**TASK**
Look for the word "nature" in the entries below, then copy every line that has it.

++++ DATASET RECORDS ++++

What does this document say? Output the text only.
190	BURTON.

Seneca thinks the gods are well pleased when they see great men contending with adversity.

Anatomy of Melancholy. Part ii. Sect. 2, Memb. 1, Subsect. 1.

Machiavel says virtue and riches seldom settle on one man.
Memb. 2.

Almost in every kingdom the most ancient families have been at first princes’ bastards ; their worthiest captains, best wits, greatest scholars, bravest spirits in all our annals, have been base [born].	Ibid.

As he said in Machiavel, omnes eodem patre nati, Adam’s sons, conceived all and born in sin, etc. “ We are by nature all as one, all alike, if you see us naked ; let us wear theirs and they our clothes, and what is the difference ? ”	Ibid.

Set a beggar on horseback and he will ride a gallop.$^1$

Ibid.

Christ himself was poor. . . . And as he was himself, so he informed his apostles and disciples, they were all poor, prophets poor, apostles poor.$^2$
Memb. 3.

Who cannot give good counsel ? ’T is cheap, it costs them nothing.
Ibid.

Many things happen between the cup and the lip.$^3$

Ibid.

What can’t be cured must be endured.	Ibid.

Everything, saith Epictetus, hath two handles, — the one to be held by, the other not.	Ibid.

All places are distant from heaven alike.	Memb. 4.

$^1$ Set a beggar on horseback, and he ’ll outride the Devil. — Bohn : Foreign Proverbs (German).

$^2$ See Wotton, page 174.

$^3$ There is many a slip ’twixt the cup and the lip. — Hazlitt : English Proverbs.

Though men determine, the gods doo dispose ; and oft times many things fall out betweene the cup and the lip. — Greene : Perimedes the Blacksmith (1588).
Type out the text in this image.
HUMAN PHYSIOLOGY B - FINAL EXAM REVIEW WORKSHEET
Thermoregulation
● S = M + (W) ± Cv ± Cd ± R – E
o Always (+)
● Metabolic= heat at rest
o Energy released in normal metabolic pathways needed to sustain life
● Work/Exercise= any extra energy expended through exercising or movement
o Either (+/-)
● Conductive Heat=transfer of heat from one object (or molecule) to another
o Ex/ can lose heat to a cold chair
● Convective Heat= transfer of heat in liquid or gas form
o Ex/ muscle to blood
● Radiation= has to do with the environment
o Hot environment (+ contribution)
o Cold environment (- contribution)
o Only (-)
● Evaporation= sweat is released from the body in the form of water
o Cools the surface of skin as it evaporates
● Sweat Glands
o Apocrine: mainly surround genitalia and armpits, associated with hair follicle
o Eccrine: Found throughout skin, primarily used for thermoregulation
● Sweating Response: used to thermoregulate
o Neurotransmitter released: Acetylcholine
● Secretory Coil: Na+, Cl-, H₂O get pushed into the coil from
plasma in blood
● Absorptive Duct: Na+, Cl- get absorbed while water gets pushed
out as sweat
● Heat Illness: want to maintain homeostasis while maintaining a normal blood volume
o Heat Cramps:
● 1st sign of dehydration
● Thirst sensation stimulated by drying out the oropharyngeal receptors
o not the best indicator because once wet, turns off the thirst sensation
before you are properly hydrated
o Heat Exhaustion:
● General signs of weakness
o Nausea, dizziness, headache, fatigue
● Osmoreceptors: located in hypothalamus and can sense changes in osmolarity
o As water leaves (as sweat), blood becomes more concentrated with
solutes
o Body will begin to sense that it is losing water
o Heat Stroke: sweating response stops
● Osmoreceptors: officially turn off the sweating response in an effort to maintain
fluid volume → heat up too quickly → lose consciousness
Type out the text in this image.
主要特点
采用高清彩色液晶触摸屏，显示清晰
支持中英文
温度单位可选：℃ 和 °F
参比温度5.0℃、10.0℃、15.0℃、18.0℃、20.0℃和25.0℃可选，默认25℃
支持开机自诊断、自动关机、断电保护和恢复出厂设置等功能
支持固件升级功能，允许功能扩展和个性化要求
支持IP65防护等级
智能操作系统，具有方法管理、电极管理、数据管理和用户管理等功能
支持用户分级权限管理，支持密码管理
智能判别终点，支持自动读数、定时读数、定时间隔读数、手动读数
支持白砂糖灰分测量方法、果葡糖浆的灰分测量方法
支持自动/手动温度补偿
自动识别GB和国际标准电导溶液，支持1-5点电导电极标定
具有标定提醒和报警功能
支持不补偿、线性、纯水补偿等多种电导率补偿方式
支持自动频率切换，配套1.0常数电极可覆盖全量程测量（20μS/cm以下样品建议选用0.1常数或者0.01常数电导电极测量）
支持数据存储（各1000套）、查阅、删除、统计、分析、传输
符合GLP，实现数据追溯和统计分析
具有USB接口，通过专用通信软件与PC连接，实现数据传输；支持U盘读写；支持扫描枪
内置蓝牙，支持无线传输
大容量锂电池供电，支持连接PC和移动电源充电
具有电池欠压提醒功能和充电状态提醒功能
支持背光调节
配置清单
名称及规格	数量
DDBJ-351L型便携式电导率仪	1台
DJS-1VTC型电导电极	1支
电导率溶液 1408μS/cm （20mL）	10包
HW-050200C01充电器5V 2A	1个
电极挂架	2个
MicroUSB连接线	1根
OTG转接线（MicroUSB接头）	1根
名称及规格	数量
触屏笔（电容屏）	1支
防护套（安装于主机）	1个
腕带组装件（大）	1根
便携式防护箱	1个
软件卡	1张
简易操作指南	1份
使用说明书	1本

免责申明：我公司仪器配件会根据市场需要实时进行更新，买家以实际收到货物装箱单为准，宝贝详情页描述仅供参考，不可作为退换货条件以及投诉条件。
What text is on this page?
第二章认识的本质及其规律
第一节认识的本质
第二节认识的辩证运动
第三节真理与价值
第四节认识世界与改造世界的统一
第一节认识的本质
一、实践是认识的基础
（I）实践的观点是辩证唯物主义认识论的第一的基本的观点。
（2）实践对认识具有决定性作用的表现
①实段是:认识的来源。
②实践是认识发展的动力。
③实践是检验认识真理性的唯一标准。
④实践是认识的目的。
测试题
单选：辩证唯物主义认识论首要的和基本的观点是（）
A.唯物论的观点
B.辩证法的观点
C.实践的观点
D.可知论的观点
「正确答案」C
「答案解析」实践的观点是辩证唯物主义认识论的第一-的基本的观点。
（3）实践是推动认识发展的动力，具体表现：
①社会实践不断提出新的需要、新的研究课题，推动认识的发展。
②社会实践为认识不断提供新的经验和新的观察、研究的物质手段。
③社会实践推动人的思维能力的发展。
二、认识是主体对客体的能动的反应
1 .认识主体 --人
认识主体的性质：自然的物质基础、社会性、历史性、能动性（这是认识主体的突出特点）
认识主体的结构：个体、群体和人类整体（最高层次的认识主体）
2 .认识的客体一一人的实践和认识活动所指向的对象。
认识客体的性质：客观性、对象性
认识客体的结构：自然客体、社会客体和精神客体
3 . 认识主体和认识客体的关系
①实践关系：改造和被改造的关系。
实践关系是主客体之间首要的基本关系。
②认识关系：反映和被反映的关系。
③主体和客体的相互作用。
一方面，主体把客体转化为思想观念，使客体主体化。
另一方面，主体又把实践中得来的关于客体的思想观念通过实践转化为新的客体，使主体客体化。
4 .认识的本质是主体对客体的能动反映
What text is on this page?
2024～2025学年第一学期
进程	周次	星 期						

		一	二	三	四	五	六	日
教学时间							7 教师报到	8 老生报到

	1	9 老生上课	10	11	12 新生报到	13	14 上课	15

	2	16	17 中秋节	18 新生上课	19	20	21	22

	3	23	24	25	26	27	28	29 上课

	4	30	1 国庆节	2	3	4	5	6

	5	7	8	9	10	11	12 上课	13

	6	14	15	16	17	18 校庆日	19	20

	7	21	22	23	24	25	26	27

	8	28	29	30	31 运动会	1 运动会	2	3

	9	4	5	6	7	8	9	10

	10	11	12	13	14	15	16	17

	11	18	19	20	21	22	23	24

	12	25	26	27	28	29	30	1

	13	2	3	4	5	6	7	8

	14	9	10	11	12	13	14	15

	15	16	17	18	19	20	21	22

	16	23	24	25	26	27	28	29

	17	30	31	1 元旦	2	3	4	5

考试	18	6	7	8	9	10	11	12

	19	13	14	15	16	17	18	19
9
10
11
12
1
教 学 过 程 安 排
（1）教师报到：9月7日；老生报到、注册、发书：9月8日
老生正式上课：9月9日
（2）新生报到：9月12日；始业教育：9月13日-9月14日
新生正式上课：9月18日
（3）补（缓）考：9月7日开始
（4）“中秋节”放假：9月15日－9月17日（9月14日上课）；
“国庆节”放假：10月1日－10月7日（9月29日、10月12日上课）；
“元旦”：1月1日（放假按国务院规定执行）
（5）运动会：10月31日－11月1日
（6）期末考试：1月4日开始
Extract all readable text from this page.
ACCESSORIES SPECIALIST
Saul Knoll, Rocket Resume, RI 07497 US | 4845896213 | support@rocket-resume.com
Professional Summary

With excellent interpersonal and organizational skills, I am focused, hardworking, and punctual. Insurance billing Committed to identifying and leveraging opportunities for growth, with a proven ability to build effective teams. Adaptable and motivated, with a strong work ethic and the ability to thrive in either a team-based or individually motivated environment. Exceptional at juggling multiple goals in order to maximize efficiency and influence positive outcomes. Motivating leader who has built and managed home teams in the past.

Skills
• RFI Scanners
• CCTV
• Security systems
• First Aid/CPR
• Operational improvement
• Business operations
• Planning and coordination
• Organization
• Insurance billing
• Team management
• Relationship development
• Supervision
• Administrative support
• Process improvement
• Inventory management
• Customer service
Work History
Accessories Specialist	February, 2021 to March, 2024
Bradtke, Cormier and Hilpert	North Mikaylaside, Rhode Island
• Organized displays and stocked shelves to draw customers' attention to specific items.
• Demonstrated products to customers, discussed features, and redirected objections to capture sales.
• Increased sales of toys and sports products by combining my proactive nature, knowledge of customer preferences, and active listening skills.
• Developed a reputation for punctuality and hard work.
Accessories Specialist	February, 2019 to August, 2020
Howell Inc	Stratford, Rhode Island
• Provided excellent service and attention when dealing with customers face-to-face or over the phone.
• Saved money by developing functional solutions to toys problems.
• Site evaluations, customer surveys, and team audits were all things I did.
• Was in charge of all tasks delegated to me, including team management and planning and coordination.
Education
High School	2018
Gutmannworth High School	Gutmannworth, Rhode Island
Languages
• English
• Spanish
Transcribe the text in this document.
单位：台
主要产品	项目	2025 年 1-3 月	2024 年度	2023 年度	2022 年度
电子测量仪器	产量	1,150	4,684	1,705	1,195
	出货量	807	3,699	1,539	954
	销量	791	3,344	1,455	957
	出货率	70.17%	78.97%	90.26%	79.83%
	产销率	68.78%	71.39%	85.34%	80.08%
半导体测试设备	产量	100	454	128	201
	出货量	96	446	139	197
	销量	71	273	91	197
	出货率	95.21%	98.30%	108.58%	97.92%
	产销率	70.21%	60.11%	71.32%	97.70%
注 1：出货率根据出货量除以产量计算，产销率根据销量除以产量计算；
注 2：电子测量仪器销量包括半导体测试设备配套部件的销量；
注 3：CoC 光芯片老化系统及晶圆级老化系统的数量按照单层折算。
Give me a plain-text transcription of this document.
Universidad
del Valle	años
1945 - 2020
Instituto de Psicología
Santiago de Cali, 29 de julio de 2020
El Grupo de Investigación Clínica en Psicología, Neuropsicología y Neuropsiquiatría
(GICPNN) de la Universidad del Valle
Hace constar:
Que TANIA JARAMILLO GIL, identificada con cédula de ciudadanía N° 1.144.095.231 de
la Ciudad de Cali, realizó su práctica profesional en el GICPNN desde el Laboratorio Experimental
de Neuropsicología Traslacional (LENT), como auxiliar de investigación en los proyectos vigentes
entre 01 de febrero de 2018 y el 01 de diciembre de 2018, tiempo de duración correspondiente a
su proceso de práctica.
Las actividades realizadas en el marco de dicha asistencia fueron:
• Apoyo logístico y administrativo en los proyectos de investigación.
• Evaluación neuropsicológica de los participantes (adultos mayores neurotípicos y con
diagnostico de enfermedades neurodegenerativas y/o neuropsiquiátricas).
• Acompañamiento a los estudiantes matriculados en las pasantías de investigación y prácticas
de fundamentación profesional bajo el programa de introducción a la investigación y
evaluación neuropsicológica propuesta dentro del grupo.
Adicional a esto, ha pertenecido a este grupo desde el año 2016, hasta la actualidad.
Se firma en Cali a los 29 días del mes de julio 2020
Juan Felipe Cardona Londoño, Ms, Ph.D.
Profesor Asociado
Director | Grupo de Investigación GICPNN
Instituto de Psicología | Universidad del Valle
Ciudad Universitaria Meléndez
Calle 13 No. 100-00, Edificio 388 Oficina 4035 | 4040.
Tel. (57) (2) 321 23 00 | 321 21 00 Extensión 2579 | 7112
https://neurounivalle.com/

++++

**EXERCISE SOLUTION**
As he said in Machiavel, omnes eodem patre nati, Adam’s sons, conceived all and born in sin, etc. “ We are by nature all as one, all alike, if you see us naked ; let us wear theirs and they our clothes, and what is the difference ? ”	Ibid.
• Increased sales of toys and sports products by combining my proactive nature, knowledge of customer preferences, and active listening skills.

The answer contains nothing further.